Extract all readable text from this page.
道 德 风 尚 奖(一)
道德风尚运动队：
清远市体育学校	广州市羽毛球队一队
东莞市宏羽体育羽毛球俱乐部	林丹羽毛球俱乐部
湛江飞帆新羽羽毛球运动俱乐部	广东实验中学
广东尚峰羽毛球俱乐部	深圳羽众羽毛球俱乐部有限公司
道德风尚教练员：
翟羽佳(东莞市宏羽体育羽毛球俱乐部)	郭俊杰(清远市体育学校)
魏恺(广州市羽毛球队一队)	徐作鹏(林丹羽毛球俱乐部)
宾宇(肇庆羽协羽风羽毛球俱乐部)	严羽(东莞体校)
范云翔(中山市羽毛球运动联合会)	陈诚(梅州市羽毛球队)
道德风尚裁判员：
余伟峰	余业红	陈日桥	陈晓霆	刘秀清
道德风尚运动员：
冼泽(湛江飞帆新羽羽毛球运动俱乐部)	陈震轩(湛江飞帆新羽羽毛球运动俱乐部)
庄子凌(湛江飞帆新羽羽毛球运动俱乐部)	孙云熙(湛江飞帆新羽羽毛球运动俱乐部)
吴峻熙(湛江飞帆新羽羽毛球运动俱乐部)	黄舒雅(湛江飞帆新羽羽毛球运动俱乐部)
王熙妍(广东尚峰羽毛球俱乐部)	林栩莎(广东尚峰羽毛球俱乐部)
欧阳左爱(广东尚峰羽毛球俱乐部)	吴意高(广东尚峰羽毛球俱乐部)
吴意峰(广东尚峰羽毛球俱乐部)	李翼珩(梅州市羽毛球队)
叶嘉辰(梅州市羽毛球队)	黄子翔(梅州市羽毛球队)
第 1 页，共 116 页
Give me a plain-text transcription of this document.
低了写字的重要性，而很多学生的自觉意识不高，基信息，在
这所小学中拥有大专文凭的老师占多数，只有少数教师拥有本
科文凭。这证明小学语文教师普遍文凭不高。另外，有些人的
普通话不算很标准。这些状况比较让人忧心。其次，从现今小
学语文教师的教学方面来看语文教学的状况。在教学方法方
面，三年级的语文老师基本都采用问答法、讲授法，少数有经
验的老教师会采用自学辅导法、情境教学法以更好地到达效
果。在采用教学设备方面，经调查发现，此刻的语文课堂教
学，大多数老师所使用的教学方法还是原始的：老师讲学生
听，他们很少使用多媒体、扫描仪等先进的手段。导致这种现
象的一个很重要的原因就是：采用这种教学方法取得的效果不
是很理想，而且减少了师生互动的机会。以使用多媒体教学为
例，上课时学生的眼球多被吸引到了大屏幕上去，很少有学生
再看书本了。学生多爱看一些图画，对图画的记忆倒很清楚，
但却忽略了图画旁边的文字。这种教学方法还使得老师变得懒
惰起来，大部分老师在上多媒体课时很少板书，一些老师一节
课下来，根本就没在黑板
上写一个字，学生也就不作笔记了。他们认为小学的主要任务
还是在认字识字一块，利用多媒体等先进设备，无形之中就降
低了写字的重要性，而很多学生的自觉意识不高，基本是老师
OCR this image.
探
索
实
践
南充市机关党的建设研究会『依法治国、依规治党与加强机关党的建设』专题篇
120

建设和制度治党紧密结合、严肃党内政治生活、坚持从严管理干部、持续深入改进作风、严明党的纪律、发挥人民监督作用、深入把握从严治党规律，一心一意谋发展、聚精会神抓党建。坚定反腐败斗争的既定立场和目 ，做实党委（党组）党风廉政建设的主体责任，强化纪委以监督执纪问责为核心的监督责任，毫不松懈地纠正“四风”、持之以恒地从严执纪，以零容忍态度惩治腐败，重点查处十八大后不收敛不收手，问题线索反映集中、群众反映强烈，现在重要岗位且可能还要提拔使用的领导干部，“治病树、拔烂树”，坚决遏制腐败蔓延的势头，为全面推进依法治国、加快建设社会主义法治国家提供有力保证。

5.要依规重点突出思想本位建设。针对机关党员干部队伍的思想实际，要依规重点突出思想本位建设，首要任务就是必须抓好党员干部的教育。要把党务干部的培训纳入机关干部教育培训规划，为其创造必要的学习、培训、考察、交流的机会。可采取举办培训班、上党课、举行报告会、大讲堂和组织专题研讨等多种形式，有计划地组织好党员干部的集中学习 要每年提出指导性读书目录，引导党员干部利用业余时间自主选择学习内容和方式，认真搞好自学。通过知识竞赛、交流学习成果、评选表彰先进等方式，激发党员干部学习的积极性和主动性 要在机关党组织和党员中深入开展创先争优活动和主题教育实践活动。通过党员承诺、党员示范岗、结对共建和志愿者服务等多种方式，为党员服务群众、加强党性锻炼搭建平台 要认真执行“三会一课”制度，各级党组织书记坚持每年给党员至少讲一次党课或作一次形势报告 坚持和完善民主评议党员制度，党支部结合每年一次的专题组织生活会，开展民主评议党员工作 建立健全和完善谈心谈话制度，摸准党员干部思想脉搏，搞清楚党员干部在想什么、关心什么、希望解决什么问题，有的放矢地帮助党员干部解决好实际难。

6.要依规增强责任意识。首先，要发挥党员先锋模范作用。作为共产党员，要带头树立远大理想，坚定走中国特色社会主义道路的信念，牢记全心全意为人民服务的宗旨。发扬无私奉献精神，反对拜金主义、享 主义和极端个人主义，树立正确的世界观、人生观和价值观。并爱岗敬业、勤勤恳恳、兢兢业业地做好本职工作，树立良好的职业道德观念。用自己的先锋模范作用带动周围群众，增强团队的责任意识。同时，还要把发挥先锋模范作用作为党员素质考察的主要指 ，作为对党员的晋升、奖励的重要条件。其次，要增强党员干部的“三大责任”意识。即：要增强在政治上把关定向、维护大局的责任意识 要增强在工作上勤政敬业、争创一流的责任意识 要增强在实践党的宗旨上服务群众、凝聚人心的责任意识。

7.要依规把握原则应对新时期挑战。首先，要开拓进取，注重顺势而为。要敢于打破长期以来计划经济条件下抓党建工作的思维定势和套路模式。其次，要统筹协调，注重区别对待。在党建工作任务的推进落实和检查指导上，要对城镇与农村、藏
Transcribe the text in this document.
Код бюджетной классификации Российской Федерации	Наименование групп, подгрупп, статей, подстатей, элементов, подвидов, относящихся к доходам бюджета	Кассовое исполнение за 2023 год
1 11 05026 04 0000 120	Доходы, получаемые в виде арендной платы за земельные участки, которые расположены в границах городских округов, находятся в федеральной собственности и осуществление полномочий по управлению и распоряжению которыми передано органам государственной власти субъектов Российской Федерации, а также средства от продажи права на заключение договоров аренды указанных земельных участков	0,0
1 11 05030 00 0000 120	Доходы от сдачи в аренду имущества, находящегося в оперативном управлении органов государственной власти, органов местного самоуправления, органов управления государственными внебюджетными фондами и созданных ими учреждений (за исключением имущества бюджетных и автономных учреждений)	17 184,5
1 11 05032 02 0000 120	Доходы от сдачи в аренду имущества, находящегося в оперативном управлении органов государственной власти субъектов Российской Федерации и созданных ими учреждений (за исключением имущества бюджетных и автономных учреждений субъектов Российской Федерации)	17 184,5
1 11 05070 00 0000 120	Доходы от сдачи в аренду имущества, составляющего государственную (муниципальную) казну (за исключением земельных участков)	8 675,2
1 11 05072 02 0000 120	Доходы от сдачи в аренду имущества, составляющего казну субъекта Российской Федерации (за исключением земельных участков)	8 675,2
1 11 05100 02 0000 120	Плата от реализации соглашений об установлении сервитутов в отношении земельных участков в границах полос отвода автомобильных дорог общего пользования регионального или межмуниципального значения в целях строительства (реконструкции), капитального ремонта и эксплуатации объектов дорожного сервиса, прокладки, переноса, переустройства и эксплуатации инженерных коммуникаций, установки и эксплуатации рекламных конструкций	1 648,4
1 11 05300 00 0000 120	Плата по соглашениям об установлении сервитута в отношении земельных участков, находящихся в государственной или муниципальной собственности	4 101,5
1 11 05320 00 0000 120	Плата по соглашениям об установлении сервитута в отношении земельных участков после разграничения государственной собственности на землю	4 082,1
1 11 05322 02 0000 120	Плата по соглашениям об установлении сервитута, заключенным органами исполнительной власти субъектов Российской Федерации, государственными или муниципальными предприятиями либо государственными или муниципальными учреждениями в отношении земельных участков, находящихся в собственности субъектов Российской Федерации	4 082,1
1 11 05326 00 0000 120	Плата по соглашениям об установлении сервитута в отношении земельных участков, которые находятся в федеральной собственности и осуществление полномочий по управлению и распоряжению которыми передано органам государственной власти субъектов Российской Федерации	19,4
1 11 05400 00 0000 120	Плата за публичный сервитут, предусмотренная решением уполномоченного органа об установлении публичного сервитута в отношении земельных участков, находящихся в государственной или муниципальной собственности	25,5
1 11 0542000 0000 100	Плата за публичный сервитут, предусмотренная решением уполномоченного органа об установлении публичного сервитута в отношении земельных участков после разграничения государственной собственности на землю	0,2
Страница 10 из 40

▶ _DESCRIPTION OF THE TASK_: Copy out the lines that hold "публичного".

▶ _RESPONSE_:
1 11 05400 00 0000 120	Плата за публичный сервитут, предусмотренная решением уполномоченного органа об установлении публичного сервитута в отношении земельных участков, находящихся в государственной или муниципальной собственности	25,5
1 11 0542000 0000 100	Плата за публичный сервитут, предусмотренная решением уполномоченного органа об установлении публичного сервитута в отношении земельных участков после разграничения государственной собственности на землю	0,2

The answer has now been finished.